**Short task:** Pictures aside, repeat every entry exactly.

-- START Data rows --

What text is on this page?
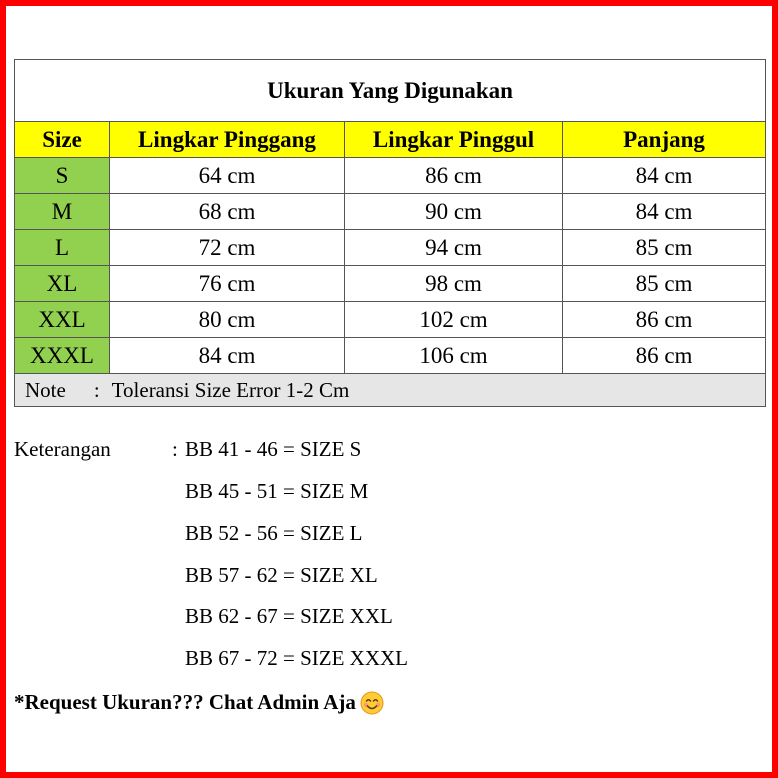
Ukuran Yang Digunakan			
Size	Lingkar Pinggang	Lingkar Pinggul	Panjang
S	64 cm	86 cm	84 cm
M	68 cm	90 cm	84 cm
L	72 cm	94 cm	85 cm
XL	76 cm	98 cm	85 cm
XXL	80 cm	102 cm	86 cm
XXXL	84 cm	106 cm	86 cm
Note : Toleransi Size Error 1-2 Cm			
Keterangan	: BB 41 - 46 = SIZE S
BB 45 - 51 = SIZE M
BB 52 - 56 = SIZE L
BB 57 - 62 = SIZE XL
BB 62 - 67 = SIZE XXL
BB 67 - 72 = SIZE XXXL
*Request Ukuran??? Chat Admin Aja
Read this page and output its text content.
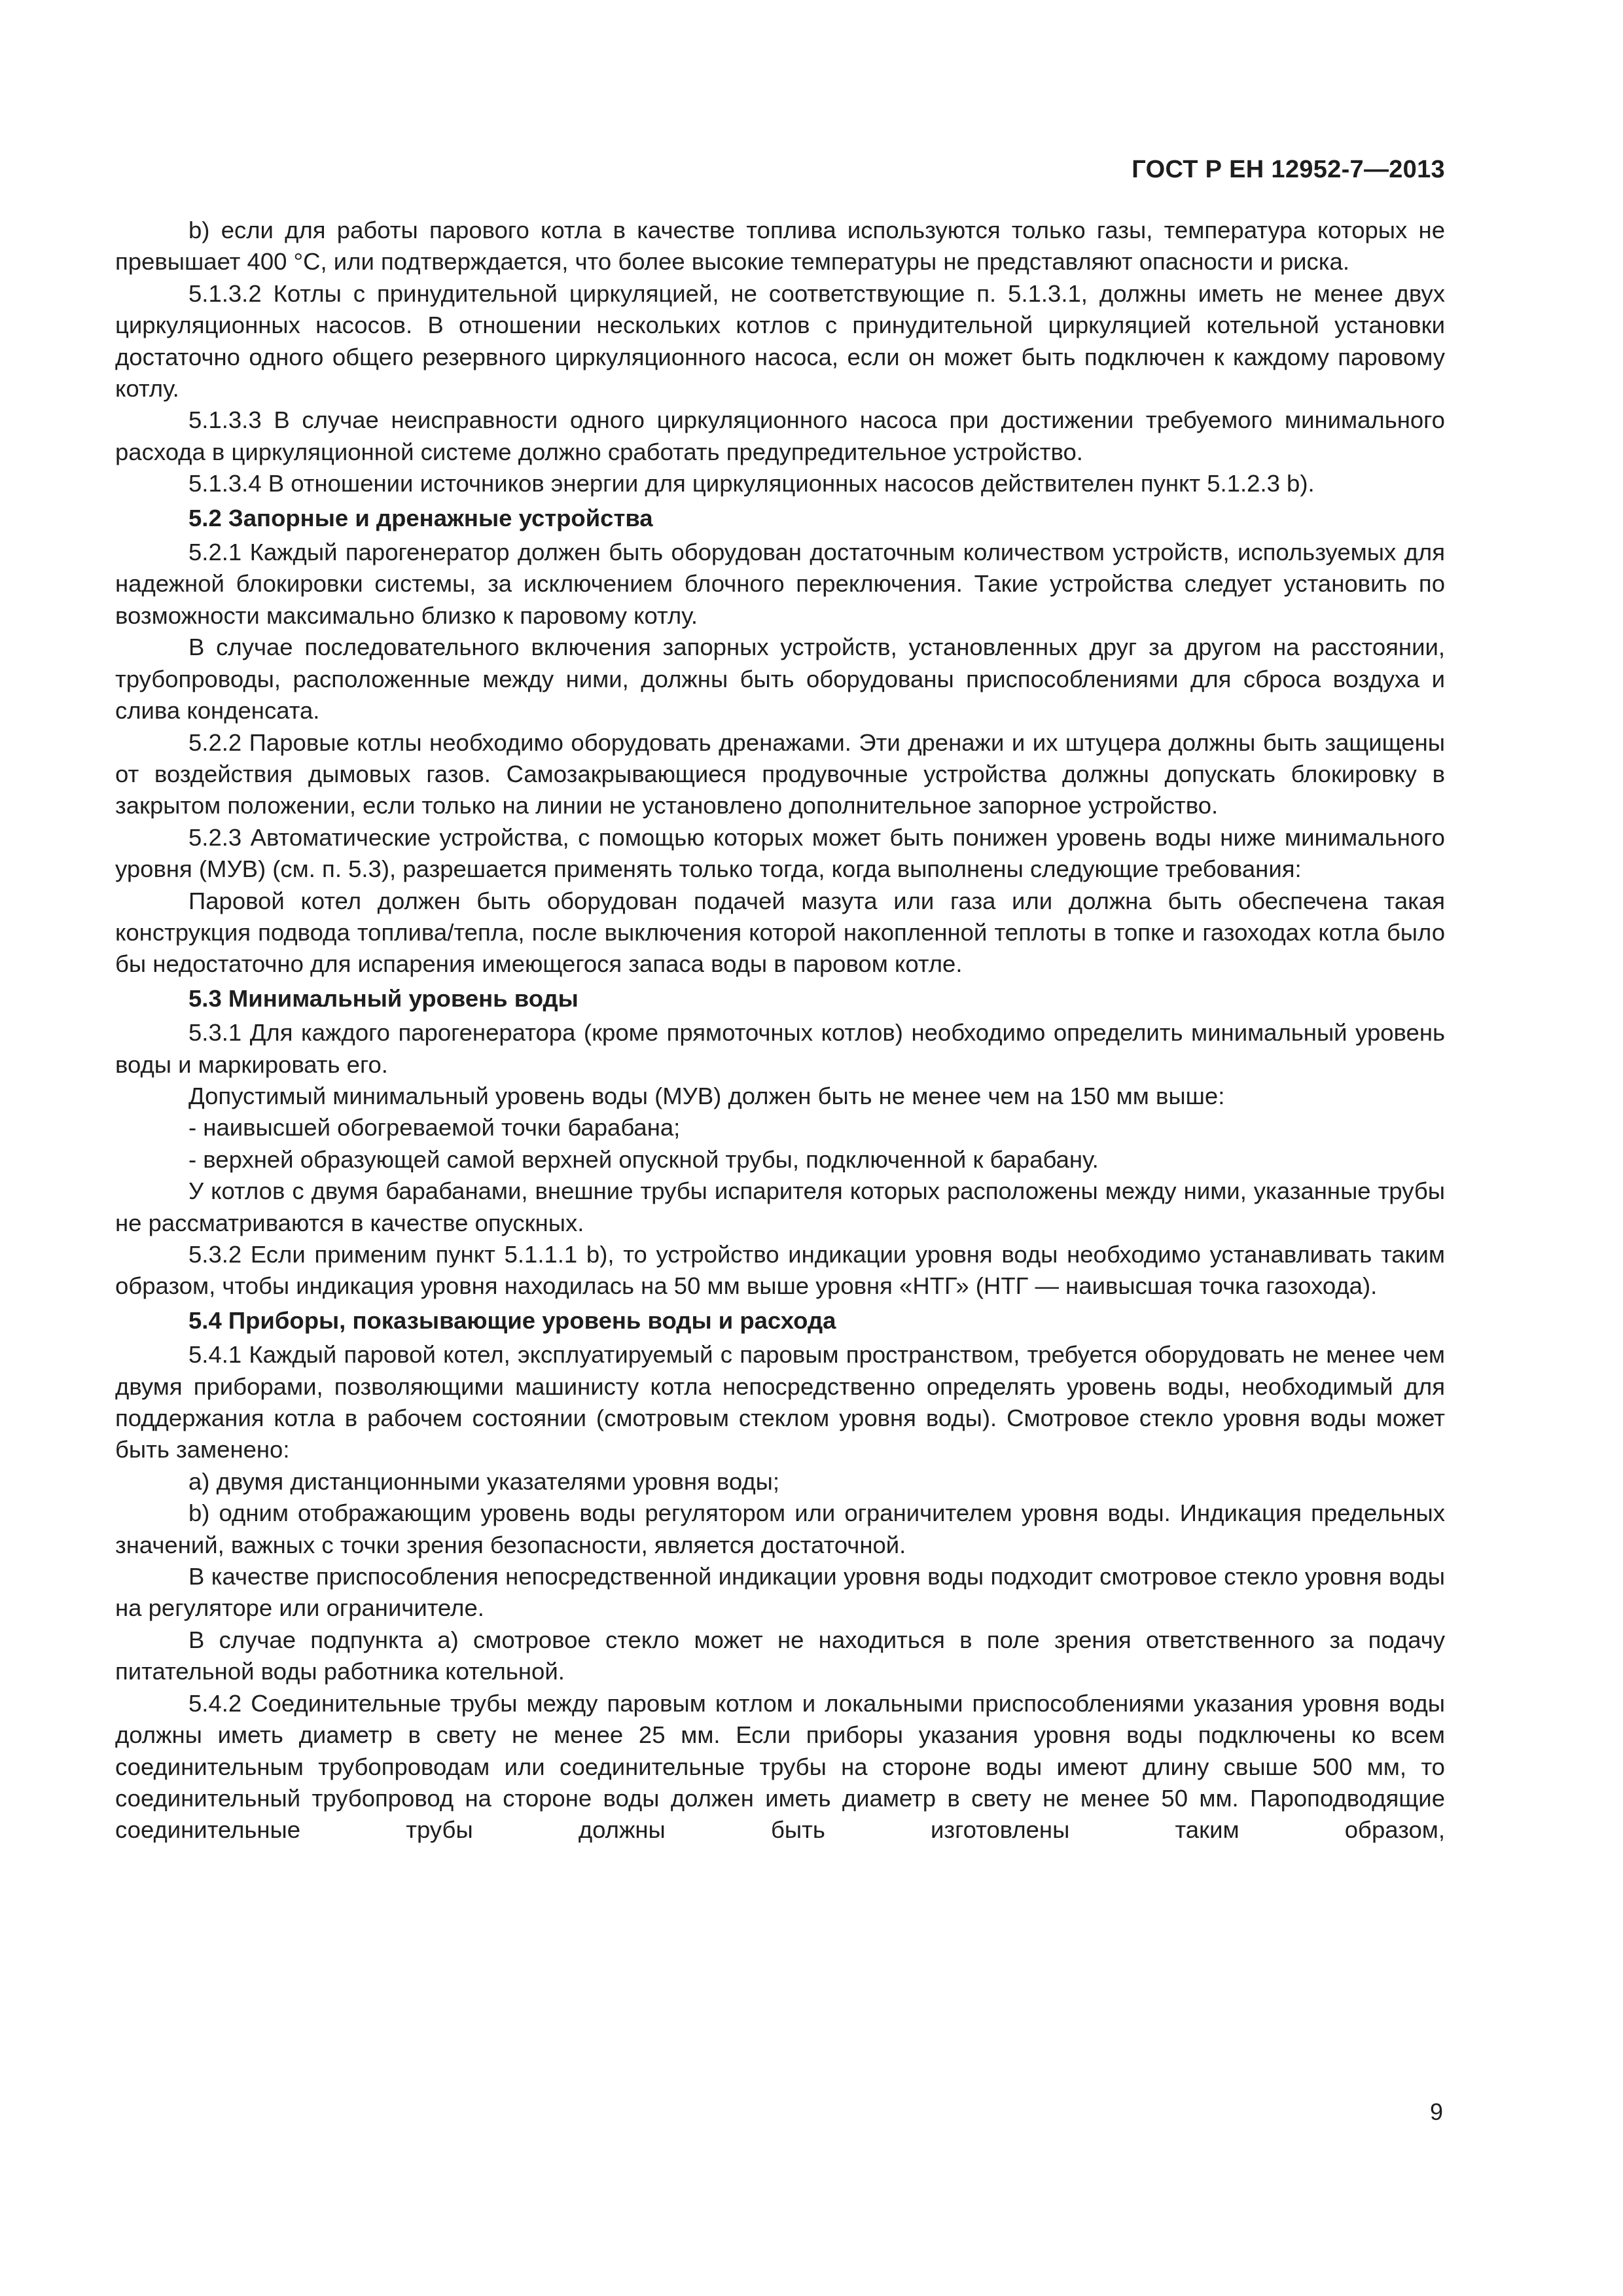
ГОСТ Р ЕН 12952-7—2013

b) если для работы парового котла в качестве топлива используются только газы, температура которых не превышает 400 °С, или подтверждается, что более высокие температуры не представляют опасности и риска.

5.1.3.2 Котлы с принудительной циркуляцией, не соответствующие п. 5.1.3.1, должны иметь не менее двух циркуляционных насосов. В отношении нескольких котлов с принудительной циркуляцией котельной установки достаточно одного общего резервного циркуляционного насоса, если он может быть подключен к каждому паровому котлу.

5.1.3.3 В случае неисправности одного циркуляционного насоса при достижении требуемого минимального расхода в циркуляционной системе должно сработать предупредительное устройство.

5.1.3.4 В отношении источников энергии для циркуляционных насосов действителен пункт 5.1.2.3 b).

5.2 Запорные и дренажные устройства

5.2.1 Каждый парогенератор должен быть оборудован достаточным количеством устройств, используемых для надежной блокировки системы, за исключением блочного переключения. Такие устройства следует установить по возможности максимально близко к паровому котлу.

В случае последовательного включения запорных устройств, установленных друг за другом на расстоянии, трубопроводы, расположенные между ними, должны быть оборудованы приспособлениями для сброса воздуха и слива конденсата.

5.2.2 Паровые котлы необходимо оборудовать дренажами. Эти дренажи и их штуцера должны быть защищены от воздействия дымовых газов. Самозакрывающиеся продувочные устройства должны допускать блокировку в закрытом положении, если только на линии не установлено дополнительное запорное устройство.

5.2.3 Автоматические устройства, с помощью которых может быть понижен уровень воды ниже минимального уровня (МУВ) (см. п. 5.3), разрешается применять только тогда, когда выполнены следующие требования:

Паровой котел должен быть оборудован подачей мазута или газа или должна быть обеспечена такая конструкция подвода топлива/тепла, после выключения которой накопленной теплоты в топке и газоходах котла было бы недостаточно для испарения имеющегося запаса воды в паровом котле.

5.3 Минимальный уровень воды

5.3.1 Для каждого парогенератора (кроме прямоточных котлов) необходимо определить минимальный уровень воды и маркировать его.

Допустимый минимальный уровень воды (МУВ) должен быть не менее чем на 150 мм выше:

- наивысшей обогреваемой точки барабана;

- верхней образующей самой верхней опускной трубы, подключенной к барабану.

У котлов с двумя барабанами, внешние трубы испарителя которых расположены между ними, указанные трубы не рассматриваются в качестве опускных.

5.3.2 Если применим пункт 5.1.1.1 b), то устройство индикации уровня воды необходимо устанавливать таким образом, чтобы индикация уровня находилась на 50 мм выше уровня «НТГ» (НТГ — наивысшая точка газохода).

5.4 Приборы, показывающие уровень воды и расхода

5.4.1 Каждый паровой котел, эксплуатируемый с паровым пространством, требуется оборудовать не менее чем двумя приборами, позволяющими машинисту котла непосредственно определять уровень воды, необходимый для поддержания котла в рабочем состоянии (смотровым стеклом уровня воды). Смотровое стекло уровня воды может быть заменено:

а) двумя дистанционными указателями уровня воды;

b) одним отображающим уровень воды регулятором или ограничителем уровня воды. Индикация предельных значений, важных с точки зрения безопасности, является достаточной.

В качестве приспособления непосредственной индикации уровня воды подходит смотровое стекло уровня воды на регуляторе или ограничителе.

В случае подпункта а) смотровое стекло может не находиться в поле зрения ответственного за подачу питательной воды работника котельной.

5.4.2 Соединительные трубы между паровым котлом и локальными приспособлениями указания уровня воды должны иметь диаметр в свету не менее 25 мм. Если приборы указания уровня воды подключены ко всем соединительным трубопроводам или соединительные трубы на стороне воды имеют длину свыше 500 мм, то соединительный трубопровод на стороне воды должен иметь диаметр в свету не менее 50 мм. Пароподводящие соединительные трубы должны быть изготовлены таким образом,

9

-- END Data rows --

**Task answer:**
What text is on this page?
Ukuran Yang Digunakan			
Size	Lingkar Pinggang	Lingkar Pinggul	Panjang
S	64 cm	86 cm	84 cm
M	68 cm	90 cm	84 cm
L	72 cm	94 cm	85 cm
XL	76 cm	98 cm	85 cm
XXL	80 cm	102 cm	86 cm
XXXL	84 cm	106 cm	86 cm
Note : Toleransi Size Error 1-2 Cm			
Keterangan	: BB 41 - 46 = SIZE S
BB 45 - 51 = SIZE M
BB 52 - 56 = SIZE L
BB 57 - 62 = SIZE XL
BB 62 - 67 = SIZE XXL
BB 67 - 72 = SIZE XXXL
*Request Ukuran??? Chat Admin Aja
Read this page and output its text content.
ГОСТ Р ЕН 12952-7—2013

b) если для работы парового котла в качестве топлива используются только газы, температура которых не превышает 400 °С, или подтверждается, что более высокие температуры не представляют опасности и риска.

5.1.3.2 Котлы с принудительной циркуляцией, не соответствующие п. 5.1.3.1, должны иметь не менее двух циркуляционных насосов. В отношении нескольких котлов с принудительной циркуляцией котельной установки достаточно одного общего резервного циркуляционного насоса, если он может быть подключен к каждому паровому котлу.

5.1.3.3 В случае неисправности одного циркуляционного насоса при достижении требуемого минимального расхода в циркуляционной системе должно сработать предупредительное устройство.

5.1.3.4 В отношении источников энергии для циркуляционных насосов действителен пункт 5.1.2.3 b).

5.2 Запорные и дренажные устройства

5.2.1 Каждый парогенератор должен быть оборудован достаточным количеством устройств, используемых для надежной блокировки системы, за исключением блочного переключения. Такие устройства следует установить по возможности максимально близко к паровому котлу.

В случае последовательного включения запорных устройств, установленных друг за другом на расстоянии, трубопроводы, расположенные между ними, должны быть оборудованы приспособлениями для сброса воздуха и слива конденсата.

5.2.2 Паровые котлы необходимо оборудовать дренажами. Эти дренажи и их штуцера должны быть защищены от воздействия дымовых газов. Самозакрывающиеся продувочные устройства должны допускать блокировку в закрытом положении, если только на линии не установлено дополнительное запорное устройство.

5.2.3 Автоматические устройства, с помощью которых может быть понижен уровень воды ниже минимального уровня (МУВ) (см. п. 5.3), разрешается применять только тогда, когда выполнены следующие требования:

Паровой котел должен быть оборудован подачей мазута или газа или должна быть обеспечена такая конструкция подвода топлива/тепла, после выключения которой накопленной теплоты в топке и газоходах котла было бы недостаточно для испарения имеющегося запаса воды в паровом котле.

5.3 Минимальный уровень воды

5.3.1 Для каждого парогенератора (кроме прямоточных котлов) необходимо определить минимальный уровень воды и маркировать его.

Допустимый минимальный уровень воды (МУВ) должен быть не менее чем на 150 мм выше:

- наивысшей обогреваемой точки барабана;

- верхней образующей самой верхней опускной трубы, подключенной к барабану.

У котлов с двумя барабанами, внешние трубы испарителя которых расположены между ними, указанные трубы не рассматриваются в качестве опускных.

5.3.2 Если применим пункт 5.1.1.1 b), то устройство индикации уровня воды необходимо устанавливать таким образом, чтобы индикация уровня находилась на 50 мм выше уровня «НТГ» (НТГ — наивысшая точка газохода).

5.4 Приборы, показывающие уровень воды и расхода

5.4.1 Каждый паровой котел, эксплуатируемый с паровым пространством, требуется оборудовать не менее чем двумя приборами, позволяющими машинисту котла непосредственно определять уровень воды, необходимый для поддержания котла в рабочем состоянии (смотровым стеклом уровня воды). Смотровое стекло уровня воды может быть заменено:

а) двумя дистанционными указателями уровня воды;

b) одним отображающим уровень воды регулятором или ограничителем уровня воды. Индикация предельных значений, важных с точки зрения безопасности, является достаточной.

В качестве приспособления непосредственной индикации уровня воды подходит смотровое стекло уровня воды на регуляторе или ограничителе.

В случае подпункта а) смотровое стекло может не находиться в поле зрения ответственного за подачу питательной воды работника котельной.

5.4.2 Соединительные трубы между паровым котлом и локальными приспособлениями указания уровня воды должны иметь диаметр в свету не менее 25 мм. Если приборы указания уровня воды подключены ко всем соединительным трубопроводам или соединительные трубы на стороне воды имеют длину свыше 500 мм, то соединительный трубопровод на стороне воды должен иметь диаметр в свету не менее 50 мм. Пароподводящие соединительные трубы должны быть изготовлены таким образом,

9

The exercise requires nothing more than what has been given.